[start]
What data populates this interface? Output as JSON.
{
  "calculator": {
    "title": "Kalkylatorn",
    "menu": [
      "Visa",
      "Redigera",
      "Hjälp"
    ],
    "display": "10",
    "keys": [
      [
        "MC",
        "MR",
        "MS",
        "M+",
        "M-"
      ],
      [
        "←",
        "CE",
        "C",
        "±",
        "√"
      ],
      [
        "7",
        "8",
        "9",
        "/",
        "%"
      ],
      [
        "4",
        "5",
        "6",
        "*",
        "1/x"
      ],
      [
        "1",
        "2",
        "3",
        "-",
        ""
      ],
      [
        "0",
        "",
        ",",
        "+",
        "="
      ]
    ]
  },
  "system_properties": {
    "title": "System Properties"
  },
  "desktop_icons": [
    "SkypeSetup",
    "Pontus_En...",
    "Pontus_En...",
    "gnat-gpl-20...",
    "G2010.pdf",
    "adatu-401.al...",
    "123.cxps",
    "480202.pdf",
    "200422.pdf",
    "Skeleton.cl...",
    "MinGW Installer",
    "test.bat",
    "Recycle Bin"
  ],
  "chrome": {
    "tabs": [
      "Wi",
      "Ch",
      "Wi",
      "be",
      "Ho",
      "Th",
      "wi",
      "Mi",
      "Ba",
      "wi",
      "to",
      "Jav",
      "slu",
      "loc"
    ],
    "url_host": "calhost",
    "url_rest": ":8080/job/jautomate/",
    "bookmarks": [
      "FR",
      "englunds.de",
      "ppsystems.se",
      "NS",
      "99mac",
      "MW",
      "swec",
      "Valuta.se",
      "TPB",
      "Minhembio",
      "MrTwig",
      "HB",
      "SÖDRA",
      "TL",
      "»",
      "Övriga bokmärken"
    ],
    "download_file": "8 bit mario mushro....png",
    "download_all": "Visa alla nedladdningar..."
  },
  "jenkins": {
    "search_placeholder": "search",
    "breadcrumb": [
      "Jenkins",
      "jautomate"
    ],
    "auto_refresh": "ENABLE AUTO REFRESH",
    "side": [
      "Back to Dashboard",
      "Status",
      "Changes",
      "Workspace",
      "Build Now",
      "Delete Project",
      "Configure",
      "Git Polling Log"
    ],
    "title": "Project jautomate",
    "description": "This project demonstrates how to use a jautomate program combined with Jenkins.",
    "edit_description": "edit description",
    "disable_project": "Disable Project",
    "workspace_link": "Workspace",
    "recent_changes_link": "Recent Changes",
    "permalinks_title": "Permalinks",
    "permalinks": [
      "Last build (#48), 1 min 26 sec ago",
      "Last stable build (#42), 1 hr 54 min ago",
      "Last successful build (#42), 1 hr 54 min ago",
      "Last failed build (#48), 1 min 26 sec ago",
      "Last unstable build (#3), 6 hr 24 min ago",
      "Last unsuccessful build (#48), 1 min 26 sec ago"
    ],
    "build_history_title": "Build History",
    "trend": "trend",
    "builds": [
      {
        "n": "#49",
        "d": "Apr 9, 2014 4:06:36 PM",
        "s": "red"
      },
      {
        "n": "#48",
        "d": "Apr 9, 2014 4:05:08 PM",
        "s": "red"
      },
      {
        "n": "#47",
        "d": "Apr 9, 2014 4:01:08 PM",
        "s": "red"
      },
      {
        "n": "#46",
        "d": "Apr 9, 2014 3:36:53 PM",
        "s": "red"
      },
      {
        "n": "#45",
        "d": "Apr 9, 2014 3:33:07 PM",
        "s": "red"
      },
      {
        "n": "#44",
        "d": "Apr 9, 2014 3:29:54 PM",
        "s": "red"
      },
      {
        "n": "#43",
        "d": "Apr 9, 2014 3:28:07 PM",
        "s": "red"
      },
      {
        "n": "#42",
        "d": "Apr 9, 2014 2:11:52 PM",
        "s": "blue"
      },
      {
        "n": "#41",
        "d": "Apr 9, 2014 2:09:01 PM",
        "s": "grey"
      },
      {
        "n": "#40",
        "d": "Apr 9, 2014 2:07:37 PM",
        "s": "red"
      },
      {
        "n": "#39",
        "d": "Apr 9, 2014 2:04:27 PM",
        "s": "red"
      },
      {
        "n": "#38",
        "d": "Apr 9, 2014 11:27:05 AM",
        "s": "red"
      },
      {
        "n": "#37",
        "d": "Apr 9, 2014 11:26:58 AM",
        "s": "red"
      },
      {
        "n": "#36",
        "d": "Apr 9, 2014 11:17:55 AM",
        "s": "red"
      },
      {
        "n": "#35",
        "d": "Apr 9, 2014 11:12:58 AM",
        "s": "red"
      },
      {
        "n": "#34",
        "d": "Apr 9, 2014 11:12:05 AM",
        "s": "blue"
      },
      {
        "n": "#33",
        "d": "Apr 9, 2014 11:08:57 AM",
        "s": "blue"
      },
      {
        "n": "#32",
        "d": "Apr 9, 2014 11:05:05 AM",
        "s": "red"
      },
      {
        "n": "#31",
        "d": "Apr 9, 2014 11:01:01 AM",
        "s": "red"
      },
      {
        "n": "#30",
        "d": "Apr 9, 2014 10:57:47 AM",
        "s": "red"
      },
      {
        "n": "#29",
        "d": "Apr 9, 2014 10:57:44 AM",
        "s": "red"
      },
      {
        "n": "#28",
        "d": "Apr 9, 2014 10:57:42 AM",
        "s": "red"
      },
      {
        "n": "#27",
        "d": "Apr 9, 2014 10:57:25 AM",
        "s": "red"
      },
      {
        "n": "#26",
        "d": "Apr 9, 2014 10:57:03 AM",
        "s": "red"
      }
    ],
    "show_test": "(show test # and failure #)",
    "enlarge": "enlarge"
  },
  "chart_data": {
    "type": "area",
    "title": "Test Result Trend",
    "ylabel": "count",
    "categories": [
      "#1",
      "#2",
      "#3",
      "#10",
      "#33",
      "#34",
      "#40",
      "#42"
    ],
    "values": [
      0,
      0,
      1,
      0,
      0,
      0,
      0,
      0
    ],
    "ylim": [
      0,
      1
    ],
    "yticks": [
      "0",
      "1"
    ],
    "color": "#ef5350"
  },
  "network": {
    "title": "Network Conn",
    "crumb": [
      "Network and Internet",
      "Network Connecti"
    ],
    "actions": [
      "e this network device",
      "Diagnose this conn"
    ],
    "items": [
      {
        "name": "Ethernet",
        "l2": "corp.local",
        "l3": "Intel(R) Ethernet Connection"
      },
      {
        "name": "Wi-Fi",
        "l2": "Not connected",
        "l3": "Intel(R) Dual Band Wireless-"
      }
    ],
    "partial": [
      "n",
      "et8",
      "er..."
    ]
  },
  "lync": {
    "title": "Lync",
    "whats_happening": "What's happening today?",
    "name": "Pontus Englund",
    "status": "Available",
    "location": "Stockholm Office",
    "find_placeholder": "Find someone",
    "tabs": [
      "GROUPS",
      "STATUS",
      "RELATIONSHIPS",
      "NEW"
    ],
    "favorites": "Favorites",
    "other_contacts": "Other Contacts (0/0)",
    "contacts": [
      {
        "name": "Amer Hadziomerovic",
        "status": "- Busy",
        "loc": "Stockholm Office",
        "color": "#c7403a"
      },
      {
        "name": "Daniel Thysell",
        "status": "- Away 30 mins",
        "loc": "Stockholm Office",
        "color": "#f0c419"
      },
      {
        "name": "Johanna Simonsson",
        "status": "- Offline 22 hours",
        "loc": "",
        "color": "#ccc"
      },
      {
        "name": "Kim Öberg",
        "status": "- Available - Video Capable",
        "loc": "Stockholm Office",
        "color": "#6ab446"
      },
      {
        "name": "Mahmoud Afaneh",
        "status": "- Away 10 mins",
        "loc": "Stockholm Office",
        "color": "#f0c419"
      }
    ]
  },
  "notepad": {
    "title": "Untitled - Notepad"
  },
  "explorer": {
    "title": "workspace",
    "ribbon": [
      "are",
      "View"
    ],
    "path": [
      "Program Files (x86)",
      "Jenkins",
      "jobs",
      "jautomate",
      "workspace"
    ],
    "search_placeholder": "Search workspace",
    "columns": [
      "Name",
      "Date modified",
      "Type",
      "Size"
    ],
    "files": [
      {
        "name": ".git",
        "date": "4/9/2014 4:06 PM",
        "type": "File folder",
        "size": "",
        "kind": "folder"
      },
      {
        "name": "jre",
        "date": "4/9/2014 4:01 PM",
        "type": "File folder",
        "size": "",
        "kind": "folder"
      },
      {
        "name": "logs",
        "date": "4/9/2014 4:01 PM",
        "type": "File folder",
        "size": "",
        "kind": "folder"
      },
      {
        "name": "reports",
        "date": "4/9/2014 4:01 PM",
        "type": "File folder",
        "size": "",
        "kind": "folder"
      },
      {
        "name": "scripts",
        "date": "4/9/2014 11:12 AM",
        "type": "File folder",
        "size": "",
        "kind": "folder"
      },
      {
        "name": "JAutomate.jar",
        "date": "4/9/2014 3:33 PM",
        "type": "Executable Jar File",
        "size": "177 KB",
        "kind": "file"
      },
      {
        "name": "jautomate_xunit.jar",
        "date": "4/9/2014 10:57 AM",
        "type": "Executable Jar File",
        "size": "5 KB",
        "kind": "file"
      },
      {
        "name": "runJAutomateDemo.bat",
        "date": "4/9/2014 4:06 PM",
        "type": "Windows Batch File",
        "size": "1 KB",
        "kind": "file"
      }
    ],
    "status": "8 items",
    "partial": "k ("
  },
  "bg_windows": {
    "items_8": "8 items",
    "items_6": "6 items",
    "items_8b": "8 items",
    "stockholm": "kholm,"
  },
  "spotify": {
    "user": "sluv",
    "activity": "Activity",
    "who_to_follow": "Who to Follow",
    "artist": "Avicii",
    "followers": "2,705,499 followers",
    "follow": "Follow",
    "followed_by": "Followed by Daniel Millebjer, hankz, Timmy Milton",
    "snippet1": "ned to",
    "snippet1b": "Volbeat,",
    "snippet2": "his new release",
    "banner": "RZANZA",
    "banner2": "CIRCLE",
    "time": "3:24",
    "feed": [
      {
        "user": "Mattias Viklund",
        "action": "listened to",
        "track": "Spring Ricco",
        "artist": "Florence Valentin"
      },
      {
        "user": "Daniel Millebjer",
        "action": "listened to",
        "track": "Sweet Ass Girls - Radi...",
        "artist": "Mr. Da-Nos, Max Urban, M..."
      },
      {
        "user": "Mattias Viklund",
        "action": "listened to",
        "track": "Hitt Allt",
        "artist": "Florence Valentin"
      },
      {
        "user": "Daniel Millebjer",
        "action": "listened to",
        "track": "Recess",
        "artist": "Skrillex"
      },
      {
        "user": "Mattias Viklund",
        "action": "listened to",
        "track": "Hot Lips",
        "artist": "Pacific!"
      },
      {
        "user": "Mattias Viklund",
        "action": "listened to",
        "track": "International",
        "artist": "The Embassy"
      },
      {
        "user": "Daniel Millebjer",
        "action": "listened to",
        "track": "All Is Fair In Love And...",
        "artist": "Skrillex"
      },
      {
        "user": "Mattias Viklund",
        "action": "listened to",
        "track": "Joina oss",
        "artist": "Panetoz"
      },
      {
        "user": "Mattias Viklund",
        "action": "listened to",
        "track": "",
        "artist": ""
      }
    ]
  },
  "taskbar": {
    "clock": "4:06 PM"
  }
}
[end]
Tally the lines containing "What". Provide the number without any other words.

RESPONSE:
2